SUPPLIED ENTRIES:
::::::::::

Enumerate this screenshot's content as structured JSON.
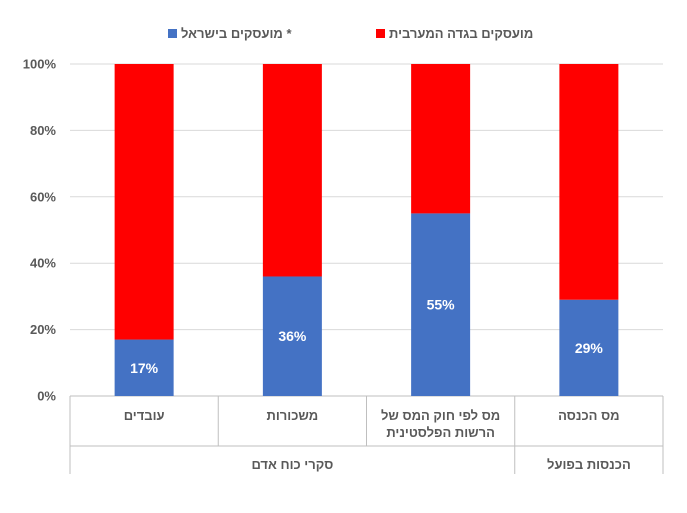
{
  "chart_data": {
    "type": "bar",
    "stacked": true,
    "percent": true,
    "categories": [
      "עובדים",
      "משכורות",
      "מס לפי חוק המס של הרשות הפלסטינית",
      "מס הכנסה"
    ],
    "category_lines": [
      [
        "עובדים"
      ],
      [
        "משכורות"
      ],
      [
        "מס לפי חוק המס של",
        "הרשות הפלסטינית"
      ],
      [
        "מס הכנסה"
      ]
    ],
    "groups": [
      {
        "label": "סקרי כוח אדם",
        "categories": [
          0,
          1,
          2
        ]
      },
      {
        "label": "הכנסות בפועל",
        "categories": [
          3
        ]
      }
    ],
    "series": [
      {
        "name": "מועסקים בישראל *",
        "color": "#4472C4",
        "values": [
          17,
          36,
          55,
          29
        ],
        "labels": [
          "17%",
          "36%",
          "55%",
          "29%"
        ]
      },
      {
        "name": "מועסקים בגדה המערבית",
        "color": "#FF0000",
        "values": [
          83,
          64,
          45,
          71
        ]
      }
    ],
    "yticks": [
      "0%",
      "20%",
      "40%",
      "60%",
      "80%",
      "100%"
    ],
    "ylim": [
      0,
      100
    ],
    "grid": true,
    "legend": "top"
  }
}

::::::::::

WHAT THE EXERCISE ASKS:
Exclude all images and restate the records above word for word.

EXERCISE ANSWER:
Enumerate this screenshot's content as structured JSON.
{
  "chart_data": {
    "type": "bar",
    "stacked": true,
    "percent": true,
    "categories": [
      "עובדים",
      "משכורות",
      "מס לפי חוק המס של הרשות הפלסטינית",
      "מס הכנסה"
    ],
    "category_lines": [
      [
        "עובדים"
      ],
      [
        "משכורות"
      ],
      [
        "מס לפי חוק המס של",
        "הרשות הפלסטינית"
      ],
      [
        "מס הכנסה"
      ]
    ],
    "groups": [
      {
        "label": "סקרי כוח אדם",
        "categories": [
          0,
          1,
          2
        ]
      },
      {
        "label": "הכנסות בפועל",
        "categories": [
          3
        ]
      }
    ],
    "series": [
      {
        "name": "מועסקים בישראל *",
        "color": "#4472C4",
        "values": [
          17,
          36,
          55,
          29
        ],
        "labels": [
          "17%",
          "36%",
          "55%",
          "29%"
        ]
      },
      {
        "name": "מועסקים בגדה המערבית",
        "color": "#FF0000",
        "values": [
          83,
          64,
          45,
          71
        ]
      }
    ],
    "yticks": [
      "0%",
      "20%",
      "40%",
      "60%",
      "80%",
      "100%"
    ],
    "ylim": [
      0,
      100
    ],
    "grid": true,
    "legend": "top"
  }
}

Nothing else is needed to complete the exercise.